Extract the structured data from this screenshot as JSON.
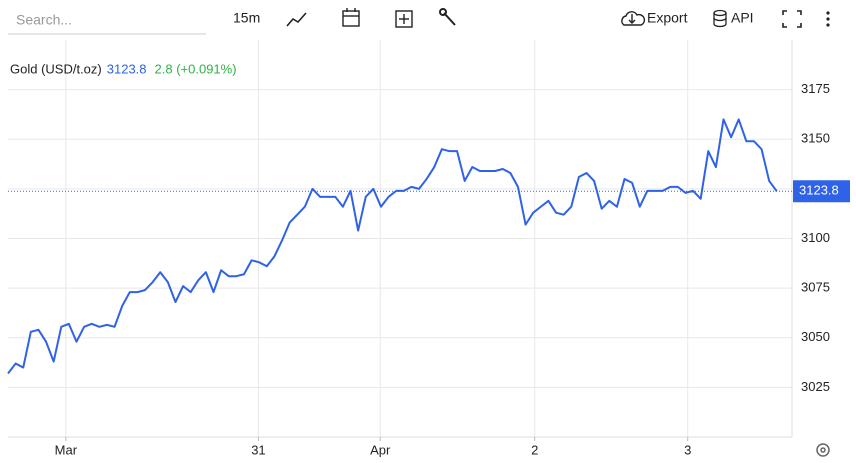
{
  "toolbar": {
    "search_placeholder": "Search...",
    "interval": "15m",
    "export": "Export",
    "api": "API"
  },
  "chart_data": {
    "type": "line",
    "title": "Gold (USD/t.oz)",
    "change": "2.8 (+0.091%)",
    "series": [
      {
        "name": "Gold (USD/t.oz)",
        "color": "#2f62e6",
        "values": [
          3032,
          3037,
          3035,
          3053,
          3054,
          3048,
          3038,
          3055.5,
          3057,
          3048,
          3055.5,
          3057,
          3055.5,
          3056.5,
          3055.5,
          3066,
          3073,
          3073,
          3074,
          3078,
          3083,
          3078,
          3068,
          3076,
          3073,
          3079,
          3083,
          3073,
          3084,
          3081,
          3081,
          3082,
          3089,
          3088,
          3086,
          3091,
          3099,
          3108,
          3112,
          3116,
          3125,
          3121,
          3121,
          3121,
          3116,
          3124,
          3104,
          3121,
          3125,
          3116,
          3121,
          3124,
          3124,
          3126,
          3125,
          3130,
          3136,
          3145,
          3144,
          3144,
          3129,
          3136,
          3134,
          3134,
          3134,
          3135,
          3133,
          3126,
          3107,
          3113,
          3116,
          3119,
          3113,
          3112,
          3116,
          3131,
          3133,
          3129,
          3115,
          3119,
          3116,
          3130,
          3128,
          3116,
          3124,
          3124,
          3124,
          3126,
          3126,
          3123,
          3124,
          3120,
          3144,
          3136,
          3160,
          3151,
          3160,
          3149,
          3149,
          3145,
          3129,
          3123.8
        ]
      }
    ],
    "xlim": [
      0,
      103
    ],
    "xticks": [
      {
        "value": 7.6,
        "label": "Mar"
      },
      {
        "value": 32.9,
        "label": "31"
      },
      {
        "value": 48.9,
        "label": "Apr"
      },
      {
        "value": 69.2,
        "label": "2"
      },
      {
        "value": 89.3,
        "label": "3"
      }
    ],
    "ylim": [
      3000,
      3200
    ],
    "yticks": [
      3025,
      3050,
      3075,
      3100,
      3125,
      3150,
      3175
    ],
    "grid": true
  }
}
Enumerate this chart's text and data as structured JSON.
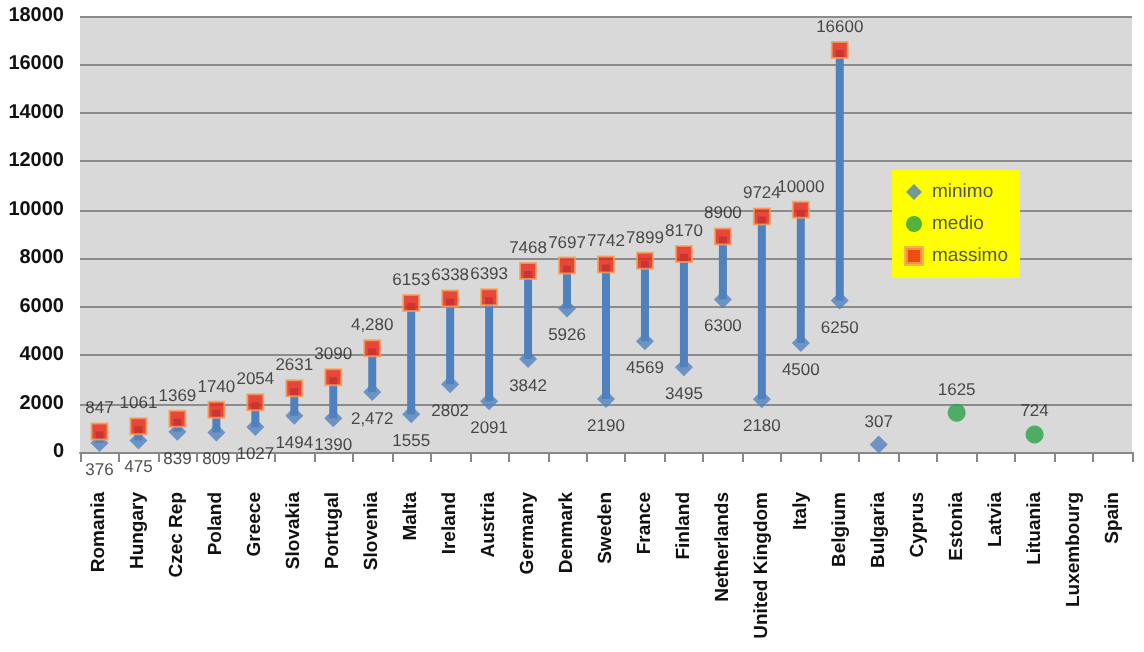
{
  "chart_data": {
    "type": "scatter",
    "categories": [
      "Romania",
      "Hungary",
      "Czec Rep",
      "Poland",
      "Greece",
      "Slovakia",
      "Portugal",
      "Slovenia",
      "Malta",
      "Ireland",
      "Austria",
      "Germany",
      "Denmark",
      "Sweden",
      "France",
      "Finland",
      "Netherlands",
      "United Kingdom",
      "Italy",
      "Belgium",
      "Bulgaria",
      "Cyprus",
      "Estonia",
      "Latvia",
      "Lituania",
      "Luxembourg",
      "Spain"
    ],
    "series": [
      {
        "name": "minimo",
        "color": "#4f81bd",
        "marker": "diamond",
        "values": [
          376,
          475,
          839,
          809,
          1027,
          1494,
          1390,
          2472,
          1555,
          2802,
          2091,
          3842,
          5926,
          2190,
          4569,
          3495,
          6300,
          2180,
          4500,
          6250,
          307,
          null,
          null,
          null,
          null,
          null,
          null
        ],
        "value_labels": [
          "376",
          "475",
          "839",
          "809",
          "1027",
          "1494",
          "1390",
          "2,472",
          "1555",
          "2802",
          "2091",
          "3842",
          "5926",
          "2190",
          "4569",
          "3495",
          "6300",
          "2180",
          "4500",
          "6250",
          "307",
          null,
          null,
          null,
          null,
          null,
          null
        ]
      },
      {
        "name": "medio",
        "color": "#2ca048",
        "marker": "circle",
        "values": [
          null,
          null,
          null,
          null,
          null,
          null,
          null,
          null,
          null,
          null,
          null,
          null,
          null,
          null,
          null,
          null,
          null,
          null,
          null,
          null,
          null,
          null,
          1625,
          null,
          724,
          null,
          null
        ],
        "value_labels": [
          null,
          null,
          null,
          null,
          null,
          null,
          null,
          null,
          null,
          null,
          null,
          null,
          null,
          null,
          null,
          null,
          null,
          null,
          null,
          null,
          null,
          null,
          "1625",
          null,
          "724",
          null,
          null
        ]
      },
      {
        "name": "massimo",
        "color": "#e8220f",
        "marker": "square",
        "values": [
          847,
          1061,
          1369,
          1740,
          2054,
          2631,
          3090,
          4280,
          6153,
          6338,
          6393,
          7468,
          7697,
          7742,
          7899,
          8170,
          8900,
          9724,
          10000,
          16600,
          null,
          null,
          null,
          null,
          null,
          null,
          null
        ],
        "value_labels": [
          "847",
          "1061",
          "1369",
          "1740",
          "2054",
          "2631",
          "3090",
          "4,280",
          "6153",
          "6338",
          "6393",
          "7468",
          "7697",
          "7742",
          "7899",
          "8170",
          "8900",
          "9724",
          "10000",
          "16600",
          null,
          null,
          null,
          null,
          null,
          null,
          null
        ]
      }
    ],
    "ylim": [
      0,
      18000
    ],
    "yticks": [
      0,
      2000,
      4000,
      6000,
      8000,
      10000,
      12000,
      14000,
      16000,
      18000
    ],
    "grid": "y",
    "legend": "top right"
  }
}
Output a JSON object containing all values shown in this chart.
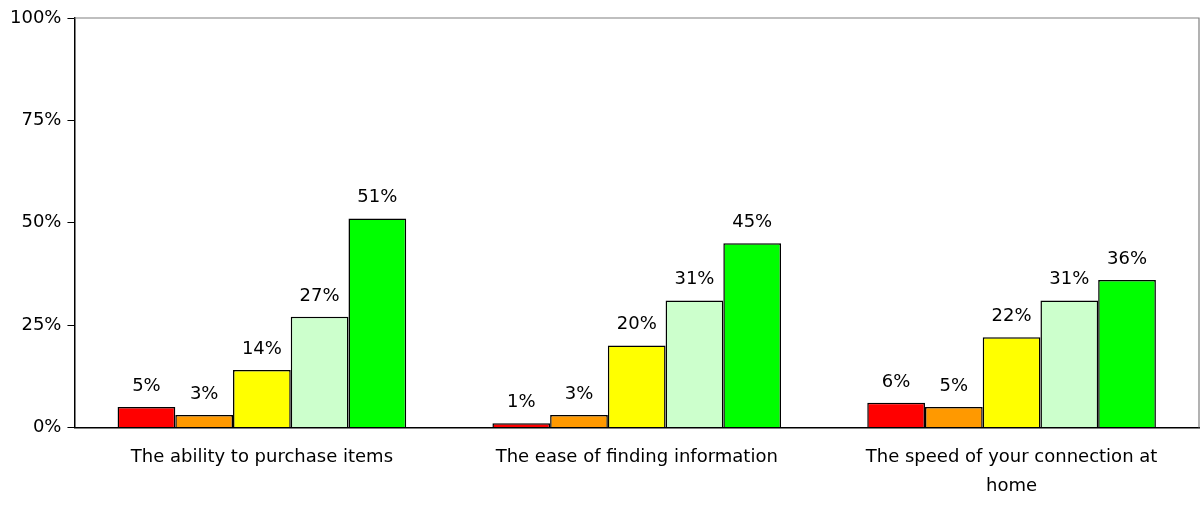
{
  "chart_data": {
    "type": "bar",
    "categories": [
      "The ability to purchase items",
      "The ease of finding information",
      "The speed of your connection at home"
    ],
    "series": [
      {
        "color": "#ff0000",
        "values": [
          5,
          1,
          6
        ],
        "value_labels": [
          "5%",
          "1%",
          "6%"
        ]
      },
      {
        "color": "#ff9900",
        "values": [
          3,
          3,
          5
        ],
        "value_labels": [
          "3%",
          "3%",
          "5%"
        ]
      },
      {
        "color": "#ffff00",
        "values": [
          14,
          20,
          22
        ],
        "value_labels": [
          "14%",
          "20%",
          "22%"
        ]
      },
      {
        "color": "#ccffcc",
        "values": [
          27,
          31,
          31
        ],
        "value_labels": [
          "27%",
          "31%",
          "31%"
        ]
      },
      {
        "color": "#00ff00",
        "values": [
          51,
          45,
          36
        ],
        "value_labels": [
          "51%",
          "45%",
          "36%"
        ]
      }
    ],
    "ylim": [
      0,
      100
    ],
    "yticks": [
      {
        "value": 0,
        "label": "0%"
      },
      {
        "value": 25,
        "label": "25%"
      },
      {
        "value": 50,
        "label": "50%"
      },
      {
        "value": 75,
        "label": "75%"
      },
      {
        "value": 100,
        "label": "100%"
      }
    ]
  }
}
#####
* Exercise task:
Take the listing above and restate it word for word, without its pictures.

* The answer:
Extract the structured data from this screenshot as JSON.
{
  "toolbar": {
    "search_placeholder": "Search...",
    "interval": "15m",
    "export": "Export",
    "api": "API"
  },
  "chart_data": {
    "type": "line",
    "title": "Gold (USD/t.oz)",
    "change": "2.8 (+0.091%)",
    "series": [
      {
        "name": "Gold (USD/t.oz)",
        "color": "#2f62e6",
        "values": [
          3032,
          3037,
          3035,
          3053,
          3054,
          3048,
          3038,
          3055.5,
          3057,
          3048,
          3055.5,
          3057,
          3055.5,
          3056.5,
          3055.5,
          3066,
          3073,
          3073,
          3074,
          3078,
          3083,
          3078,
          3068,
          3076,
          3073,
          3079,
          3083,
          3073,
          3084,
          3081,
          3081,
          3082,
          3089,
          3088,
          3086,
          3091,
          3099,
          3108,
          3112,
          3116,
          3125,
          3121,
          3121,
          3121,
          3116,
          3124,
          3104,
          3121,
          3125,
          3116,
          3121,
          3124,
          3124,
          3126,
          3125,
          3130,
          3136,
          3145,
          3144,
          3144,
          3129,
          3136,
          3134,
          3134,
          3134,
          3135,
          3133,
          3126,
          3107,
          3113,
          3116,
          3119,
          3113,
          3112,
          3116,
          3131,
          3133,
          3129,
          3115,
          3119,
          3116,
          3130,
          3128,
          3116,
          3124,
          3124,
          3124,
          3126,
          3126,
          3123,
          3124,
          3120,
          3144,
          3136,
          3160,
          3151,
          3160,
          3149,
          3149,
          3145,
          3129,
          3123.8
        ]
      }
    ],
    "xlim": [
      0,
      103
    ],
    "xticks": [
      {
        "value": 7.6,
        "label": "Mar"
      },
      {
        "value": 32.9,
        "label": "31"
      },
      {
        "value": 48.9,
        "label": "Apr"
      },
      {
        "value": 69.2,
        "label": "2"
      },
      {
        "value": 89.3,
        "label": "3"
      }
    ],
    "ylim": [
      3000,
      3200
    ],
    "yticks": [
      3025,
      3050,
      3075,
      3100,
      3125,
      3150,
      3175
    ],
    "grid": true
  }
}
Enumerate this chart's text and data as structured JSON.
{
  "chart_data": {
    "type": "scatter",
    "categories": [
      "Romania",
      "Hungary",
      "Czec Rep",
      "Poland",
      "Greece",
      "Slovakia",
      "Portugal",
      "Slovenia",
      "Malta",
      "Ireland",
      "Austria",
      "Germany",
      "Denmark",
      "Sweden",
      "France",
      "Finland",
      "Netherlands",
      "United Kingdom",
      "Italy",
      "Belgium",
      "Bulgaria",
      "Cyprus",
      "Estonia",
      "Latvia",
      "Lituania",
      "Luxembourg",
      "Spain"
    ],
    "series": [
      {
        "name": "minimo",
        "color": "#4f81bd",
        "marker": "diamond",
        "values": [
          376,
          475,
          839,
          809,
          1027,
          1494,
          1390,
          2472,
          1555,
          2802,
          2091,
          3842,
          5926,
          2190,
          4569,
          3495,
          6300,
          2180,
          4500,
          6250,
          307,
          null,
          null,
          null,
          null,
          null,
          null
        ],
        "value_labels": [
          "376",
          "475",
          "839",
          "809",
          "1027",
          "1494",
          "1390",
          "2,472",
          "1555",
          "2802",
          "2091",
          "3842",
          "5926",
          "2190",
          "4569",
          "3495",
          "6300",
          "2180",
          "4500",
          "6250",
          "307",
          null,
          null,
          null,
          null,
          null,
          null
        ]
      },
      {
        "name": "medio",
        "color": "#2ca048",
        "marker": "circle",
        "values": [
          null,
          null,
          null,
          null,
          null,
          null,
          null,
          null,
          null,
          null,
          null,
          null,
          null,
          null,
          null,
          null,
          null,
          null,
          null,
          null,
          null,
          null,
          1625,
          null,
          724,
          null,
          null
        ],
        "value_labels": [
          null,
          null,
          null,
          null,
          null,
          null,
          null,
          null,
          null,
          null,
          null,
          null,
          null,
          null,
          null,
          null,
          null,
          null,
          null,
          null,
          null,
          null,
          "1625",
          null,
          "724",
          null,
          null
        ]
      },
      {
        "name": "massimo",
        "color": "#e8220f",
        "marker": "square",
        "values": [
          847,
          1061,
          1369,
          1740,
          2054,
          2631,
          3090,
          4280,
          6153,
          6338,
          6393,
          7468,
          7697,
          7742,
          7899,
          8170,
          8900,
          9724,
          10000,
          16600,
          null,
          null,
          null,
          null,
          null,
          null,
          null
        ],
        "value_labels": [
          "847",
          "1061",
          "1369",
          "1740",
          "2054",
          "2631",
          "3090",
          "4,280",
          "6153",
          "6338",
          "6393",
          "7468",
          "7697",
          "7742",
          "7899",
          "8170",
          "8900",
          "9724",
          "10000",
          "16600",
          null,
          null,
          null,
          null,
          null,
          null,
          null
        ]
      }
    ],
    "ylim": [
      0,
      18000
    ],
    "yticks": [
      0,
      2000,
      4000,
      6000,
      8000,
      10000,
      12000,
      14000,
      16000,
      18000
    ],
    "grid": "y",
    "legend": "top right"
  }
}
Output a JSON object containing all values shown in this chart.
{
  "chart_data": {
    "type": "bar",
    "categories": [
      "The ability to purchase items",
      "The ease of finding information",
      "The speed of your connection at home"
    ],
    "series": [
      {
        "color": "#ff0000",
        "values": [
          5,
          1,
          6
        ],
        "value_labels": [
          "5%",
          "1%",
          "6%"
        ]
      },
      {
        "color": "#ff9900",
        "values": [
          3,
          3,
          5
        ],
        "value_labels": [
          "3%",
          "3%",
          "5%"
        ]
      },
      {
        "color": "#ffff00",
        "values": [
          14,
          20,
          22
        ],
        "value_labels": [
          "14%",
          "20%",
          "22%"
        ]
      },
      {
        "color": "#ccffcc",
        "values": [
          27,
          31,
          31
        ],
        "value_labels": [
          "27%",
          "31%",
          "31%"
        ]
      },
      {
        "color": "#00ff00",
        "values": [
          51,
          45,
          36
        ],
        "value_labels": [
          "51%",
          "45%",
          "36%"
        ]
      }
    ],
    "ylim": [
      0,
      100
    ],
    "yticks": [
      {
        "value": 0,
        "label": "0%"
      },
      {
        "value": 25,
        "label": "25%"
      },
      {
        "value": 50,
        "label": "50%"
      },
      {
        "value": 75,
        "label": "75%"
      },
      {
        "value": 100,
        "label": "100%"
      }
    ]
  }
}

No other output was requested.